* _DATA PROVIDED_:
::::::::

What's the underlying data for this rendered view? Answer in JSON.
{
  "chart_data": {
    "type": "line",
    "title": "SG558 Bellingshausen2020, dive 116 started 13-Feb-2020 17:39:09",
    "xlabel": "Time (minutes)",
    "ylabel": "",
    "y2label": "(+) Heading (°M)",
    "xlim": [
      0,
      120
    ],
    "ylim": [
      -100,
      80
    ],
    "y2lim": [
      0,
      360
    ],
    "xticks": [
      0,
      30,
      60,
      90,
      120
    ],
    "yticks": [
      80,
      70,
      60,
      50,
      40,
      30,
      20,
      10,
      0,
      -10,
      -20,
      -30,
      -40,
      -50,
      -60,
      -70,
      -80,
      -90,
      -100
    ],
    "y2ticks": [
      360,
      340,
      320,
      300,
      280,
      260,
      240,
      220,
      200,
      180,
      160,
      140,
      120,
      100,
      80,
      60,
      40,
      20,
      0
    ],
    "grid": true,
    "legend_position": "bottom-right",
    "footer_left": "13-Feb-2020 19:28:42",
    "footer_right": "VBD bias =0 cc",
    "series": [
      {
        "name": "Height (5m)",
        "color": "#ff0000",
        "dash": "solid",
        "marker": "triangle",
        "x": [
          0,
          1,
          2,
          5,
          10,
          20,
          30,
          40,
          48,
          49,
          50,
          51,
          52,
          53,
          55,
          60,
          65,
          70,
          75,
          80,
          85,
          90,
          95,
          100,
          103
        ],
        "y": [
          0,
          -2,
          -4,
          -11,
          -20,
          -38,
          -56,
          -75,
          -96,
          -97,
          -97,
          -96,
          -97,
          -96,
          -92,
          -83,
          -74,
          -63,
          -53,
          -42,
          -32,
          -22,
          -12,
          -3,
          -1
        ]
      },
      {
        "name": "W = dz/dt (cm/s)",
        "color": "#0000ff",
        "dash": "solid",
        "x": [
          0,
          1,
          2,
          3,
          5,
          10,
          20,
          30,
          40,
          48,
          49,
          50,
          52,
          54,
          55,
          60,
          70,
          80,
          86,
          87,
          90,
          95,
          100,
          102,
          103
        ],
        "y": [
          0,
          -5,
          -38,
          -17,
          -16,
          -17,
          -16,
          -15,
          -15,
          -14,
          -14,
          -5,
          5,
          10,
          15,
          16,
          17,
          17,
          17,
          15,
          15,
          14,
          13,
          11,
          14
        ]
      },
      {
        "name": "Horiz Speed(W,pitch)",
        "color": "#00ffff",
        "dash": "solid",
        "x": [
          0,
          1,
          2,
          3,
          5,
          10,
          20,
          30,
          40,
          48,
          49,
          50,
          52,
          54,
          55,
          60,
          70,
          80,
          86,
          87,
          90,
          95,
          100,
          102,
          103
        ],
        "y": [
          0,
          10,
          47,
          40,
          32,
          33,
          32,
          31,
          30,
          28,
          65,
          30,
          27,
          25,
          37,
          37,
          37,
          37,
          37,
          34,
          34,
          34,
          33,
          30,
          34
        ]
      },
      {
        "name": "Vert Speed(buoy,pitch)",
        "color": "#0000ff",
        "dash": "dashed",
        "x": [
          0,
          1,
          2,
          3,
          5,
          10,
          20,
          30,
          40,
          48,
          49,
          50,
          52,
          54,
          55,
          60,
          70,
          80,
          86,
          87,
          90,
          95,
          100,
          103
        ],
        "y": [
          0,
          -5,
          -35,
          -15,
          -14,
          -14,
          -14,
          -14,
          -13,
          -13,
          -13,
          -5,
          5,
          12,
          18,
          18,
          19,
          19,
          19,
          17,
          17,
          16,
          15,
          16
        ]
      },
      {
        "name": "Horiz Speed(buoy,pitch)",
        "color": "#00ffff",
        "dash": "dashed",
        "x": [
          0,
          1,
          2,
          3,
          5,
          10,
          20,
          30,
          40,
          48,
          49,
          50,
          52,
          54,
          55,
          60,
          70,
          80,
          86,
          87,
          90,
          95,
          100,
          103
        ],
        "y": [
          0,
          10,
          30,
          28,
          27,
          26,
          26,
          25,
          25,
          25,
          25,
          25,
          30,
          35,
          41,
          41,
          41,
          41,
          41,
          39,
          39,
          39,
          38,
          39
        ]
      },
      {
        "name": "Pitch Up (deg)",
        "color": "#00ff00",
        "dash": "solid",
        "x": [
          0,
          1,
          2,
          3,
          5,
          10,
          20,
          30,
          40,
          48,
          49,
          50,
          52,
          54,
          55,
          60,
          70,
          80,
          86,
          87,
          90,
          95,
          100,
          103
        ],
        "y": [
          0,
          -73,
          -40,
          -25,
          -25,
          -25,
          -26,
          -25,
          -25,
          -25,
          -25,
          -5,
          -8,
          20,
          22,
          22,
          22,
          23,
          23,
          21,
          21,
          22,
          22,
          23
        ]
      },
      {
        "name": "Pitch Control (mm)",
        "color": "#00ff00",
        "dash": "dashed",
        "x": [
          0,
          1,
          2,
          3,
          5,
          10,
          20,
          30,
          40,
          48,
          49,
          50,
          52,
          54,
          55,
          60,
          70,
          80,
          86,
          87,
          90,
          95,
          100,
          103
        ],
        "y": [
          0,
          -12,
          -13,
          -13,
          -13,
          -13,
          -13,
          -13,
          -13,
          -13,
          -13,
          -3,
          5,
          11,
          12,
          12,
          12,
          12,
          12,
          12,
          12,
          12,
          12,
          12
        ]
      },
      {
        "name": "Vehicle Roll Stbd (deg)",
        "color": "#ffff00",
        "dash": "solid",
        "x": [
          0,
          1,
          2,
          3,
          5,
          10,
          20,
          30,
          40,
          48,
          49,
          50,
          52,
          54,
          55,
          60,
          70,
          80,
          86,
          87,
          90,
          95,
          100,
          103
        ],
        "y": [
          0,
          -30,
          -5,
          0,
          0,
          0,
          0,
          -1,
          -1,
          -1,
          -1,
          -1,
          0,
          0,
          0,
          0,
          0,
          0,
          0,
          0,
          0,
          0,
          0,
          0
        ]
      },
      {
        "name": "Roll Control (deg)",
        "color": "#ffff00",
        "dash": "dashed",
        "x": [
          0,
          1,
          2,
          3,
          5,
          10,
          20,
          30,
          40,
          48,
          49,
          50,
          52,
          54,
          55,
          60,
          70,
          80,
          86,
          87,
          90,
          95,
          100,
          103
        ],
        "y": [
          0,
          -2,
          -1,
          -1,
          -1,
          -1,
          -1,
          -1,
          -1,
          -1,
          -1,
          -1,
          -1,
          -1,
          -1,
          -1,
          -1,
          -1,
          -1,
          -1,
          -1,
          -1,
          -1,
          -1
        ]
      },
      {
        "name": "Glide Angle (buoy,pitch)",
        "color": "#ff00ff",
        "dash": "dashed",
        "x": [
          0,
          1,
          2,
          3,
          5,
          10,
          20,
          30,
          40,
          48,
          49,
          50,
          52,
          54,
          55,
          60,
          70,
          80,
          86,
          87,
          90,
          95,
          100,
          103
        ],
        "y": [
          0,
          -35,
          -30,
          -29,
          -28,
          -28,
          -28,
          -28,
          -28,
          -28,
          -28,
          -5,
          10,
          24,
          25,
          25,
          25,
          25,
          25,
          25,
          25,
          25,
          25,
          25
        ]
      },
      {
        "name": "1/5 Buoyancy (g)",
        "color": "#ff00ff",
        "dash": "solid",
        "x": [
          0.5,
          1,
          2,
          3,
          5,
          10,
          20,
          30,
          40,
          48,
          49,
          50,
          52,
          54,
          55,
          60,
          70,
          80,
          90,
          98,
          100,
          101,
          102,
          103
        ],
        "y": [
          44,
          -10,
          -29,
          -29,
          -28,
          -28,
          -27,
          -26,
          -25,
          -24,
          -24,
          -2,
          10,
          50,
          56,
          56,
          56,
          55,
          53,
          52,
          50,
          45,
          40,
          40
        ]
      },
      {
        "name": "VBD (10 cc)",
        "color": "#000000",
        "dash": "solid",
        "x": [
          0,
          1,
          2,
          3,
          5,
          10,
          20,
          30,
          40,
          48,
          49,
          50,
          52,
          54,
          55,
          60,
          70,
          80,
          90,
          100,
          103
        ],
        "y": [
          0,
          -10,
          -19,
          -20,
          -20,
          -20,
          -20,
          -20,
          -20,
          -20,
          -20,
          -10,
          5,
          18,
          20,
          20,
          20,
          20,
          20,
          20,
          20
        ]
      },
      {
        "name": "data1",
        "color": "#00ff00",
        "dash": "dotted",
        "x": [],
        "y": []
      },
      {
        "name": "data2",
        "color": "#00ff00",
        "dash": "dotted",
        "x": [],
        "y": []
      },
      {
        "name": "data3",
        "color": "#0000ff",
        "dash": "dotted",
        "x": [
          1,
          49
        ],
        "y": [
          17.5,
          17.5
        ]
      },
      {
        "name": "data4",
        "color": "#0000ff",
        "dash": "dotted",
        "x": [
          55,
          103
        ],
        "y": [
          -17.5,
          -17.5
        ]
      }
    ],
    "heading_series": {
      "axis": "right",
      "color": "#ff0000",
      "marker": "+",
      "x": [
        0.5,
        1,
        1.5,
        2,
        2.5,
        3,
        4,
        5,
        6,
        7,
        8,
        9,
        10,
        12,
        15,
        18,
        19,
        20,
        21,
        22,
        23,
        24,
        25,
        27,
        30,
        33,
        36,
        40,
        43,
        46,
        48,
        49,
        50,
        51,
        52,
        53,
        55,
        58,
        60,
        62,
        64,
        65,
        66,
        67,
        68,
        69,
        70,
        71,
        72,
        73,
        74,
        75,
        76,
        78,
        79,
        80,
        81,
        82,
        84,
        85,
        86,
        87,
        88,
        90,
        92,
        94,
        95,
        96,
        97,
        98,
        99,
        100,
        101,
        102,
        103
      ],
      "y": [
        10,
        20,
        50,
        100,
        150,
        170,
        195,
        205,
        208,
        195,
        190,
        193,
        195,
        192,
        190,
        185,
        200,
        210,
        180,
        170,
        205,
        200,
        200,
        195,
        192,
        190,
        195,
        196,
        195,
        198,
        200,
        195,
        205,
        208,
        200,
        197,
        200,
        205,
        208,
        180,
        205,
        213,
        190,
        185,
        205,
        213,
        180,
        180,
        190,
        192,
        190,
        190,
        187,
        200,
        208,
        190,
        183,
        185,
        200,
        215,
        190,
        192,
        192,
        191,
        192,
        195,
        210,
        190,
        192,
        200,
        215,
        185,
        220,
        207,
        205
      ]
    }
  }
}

::::::::

* _TASK OBJECTIVE_:
Which lines of the material contain the string "Speed"? List each of them.

* _FULL RESPONSE_:
        "name": "Horiz Speed(W,pitch)",
        "name": "Vert Speed(buoy,pitch)",
        "name": "Horiz Speed(buoy,pitch)",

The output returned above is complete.